DESCRIPTION OF THE TASK → Gather, from the listing beneath this task, every line holding the string "doručení".

DATA FOR THIS EXERCISE →
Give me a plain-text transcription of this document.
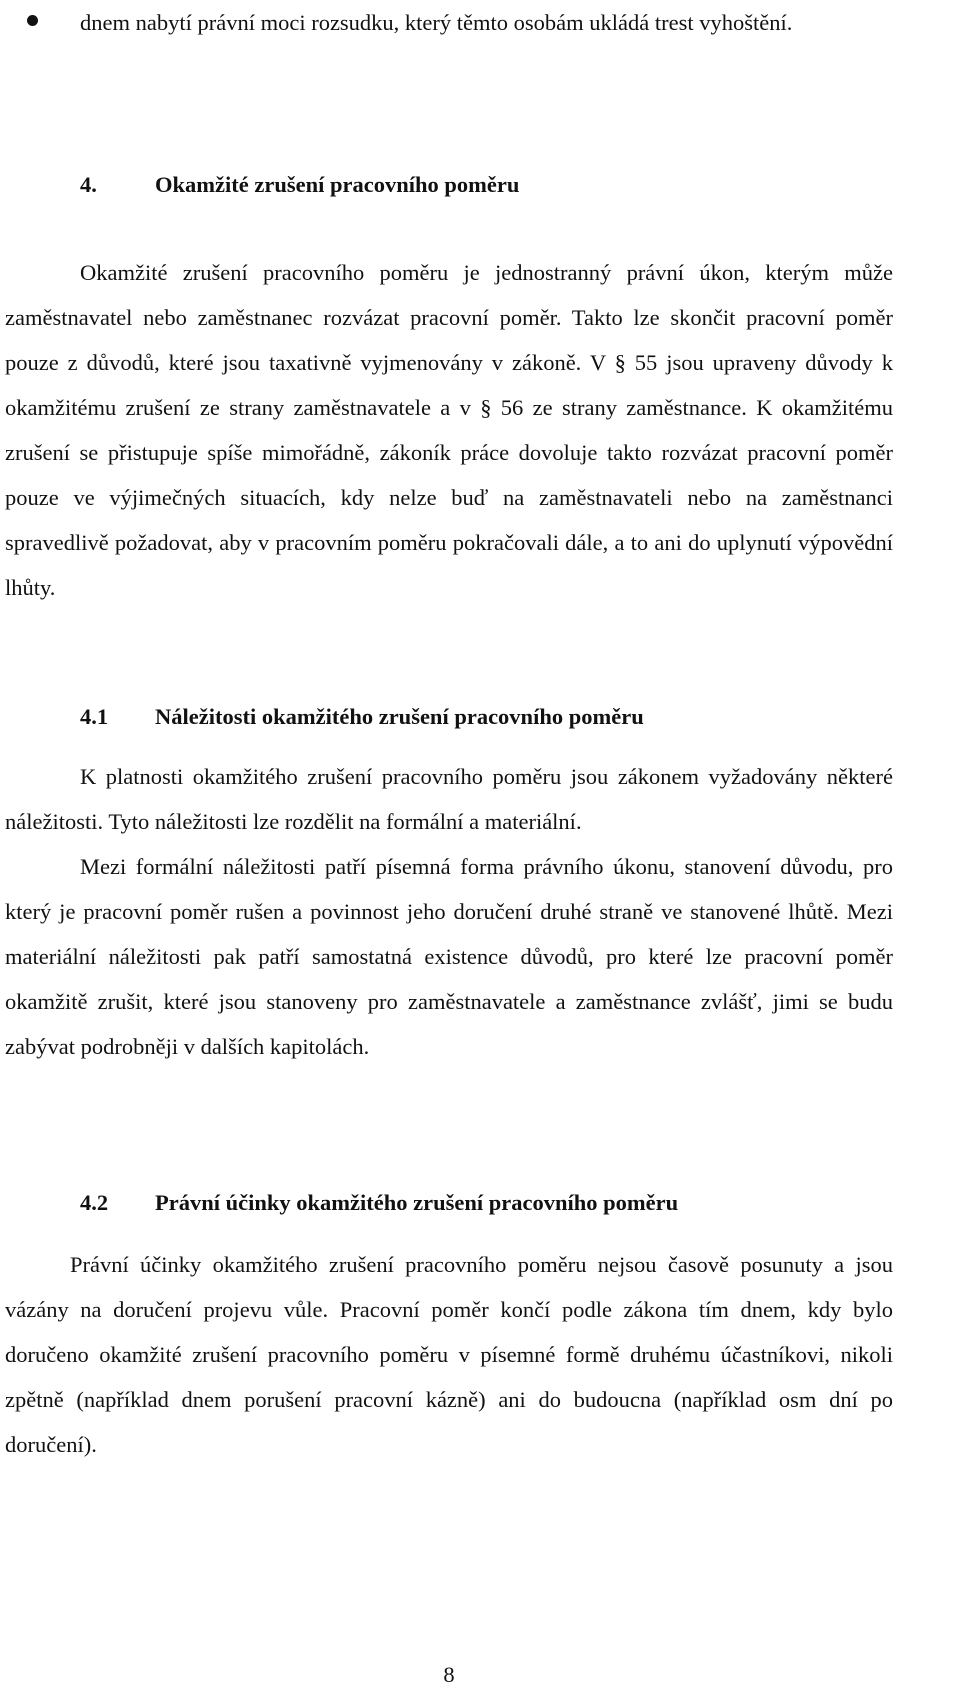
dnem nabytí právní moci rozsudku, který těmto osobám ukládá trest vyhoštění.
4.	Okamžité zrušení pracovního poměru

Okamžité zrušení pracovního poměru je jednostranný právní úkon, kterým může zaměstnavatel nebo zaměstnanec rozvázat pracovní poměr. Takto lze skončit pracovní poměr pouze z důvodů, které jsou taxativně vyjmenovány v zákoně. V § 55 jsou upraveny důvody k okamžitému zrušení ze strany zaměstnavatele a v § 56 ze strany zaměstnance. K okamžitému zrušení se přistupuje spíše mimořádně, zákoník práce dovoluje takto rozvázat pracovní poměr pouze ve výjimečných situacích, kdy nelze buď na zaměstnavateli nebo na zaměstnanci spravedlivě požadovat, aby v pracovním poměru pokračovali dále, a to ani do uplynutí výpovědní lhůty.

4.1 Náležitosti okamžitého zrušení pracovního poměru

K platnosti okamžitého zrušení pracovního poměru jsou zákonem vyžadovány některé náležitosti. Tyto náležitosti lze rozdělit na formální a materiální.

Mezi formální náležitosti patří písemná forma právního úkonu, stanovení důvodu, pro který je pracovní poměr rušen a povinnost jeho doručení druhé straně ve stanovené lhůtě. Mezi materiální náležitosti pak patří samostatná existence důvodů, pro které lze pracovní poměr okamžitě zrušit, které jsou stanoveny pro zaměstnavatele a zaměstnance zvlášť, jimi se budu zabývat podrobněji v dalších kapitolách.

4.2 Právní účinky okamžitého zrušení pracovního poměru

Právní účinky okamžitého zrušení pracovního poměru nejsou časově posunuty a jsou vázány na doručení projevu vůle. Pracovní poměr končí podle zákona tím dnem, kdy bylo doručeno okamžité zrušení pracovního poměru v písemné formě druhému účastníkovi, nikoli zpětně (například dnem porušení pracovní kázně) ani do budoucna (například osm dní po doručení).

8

ANSWER TO THIS EXERCISE →
Mezi formální náležitosti patří písemná forma právního úkonu, stanovení důvodu, pro který je pracovní poměr rušen a povinnost jeho doručení druhé straně ve stanovené lhůtě. Mezi materiální náležitosti pak patří samostatná existence důvodů, pro které lze pracovní poměr okamžitě zrušit, které jsou stanoveny pro zaměstnavatele a zaměstnance zvlášť, jimi se budu zabývat podrobněji v dalších kapitolách.
Právní účinky okamžitého zrušení pracovního poměru nejsou časově posunuty a jsou vázány na doručení projevu vůle. Pracovní poměr končí podle zákona tím dnem, kdy bylo doručeno okamžité zrušení pracovního poměru v písemné formě druhému účastníkovi, nikoli zpětně (například dnem porušení pracovní kázně) ani do budoucna (například osm dní po doručení).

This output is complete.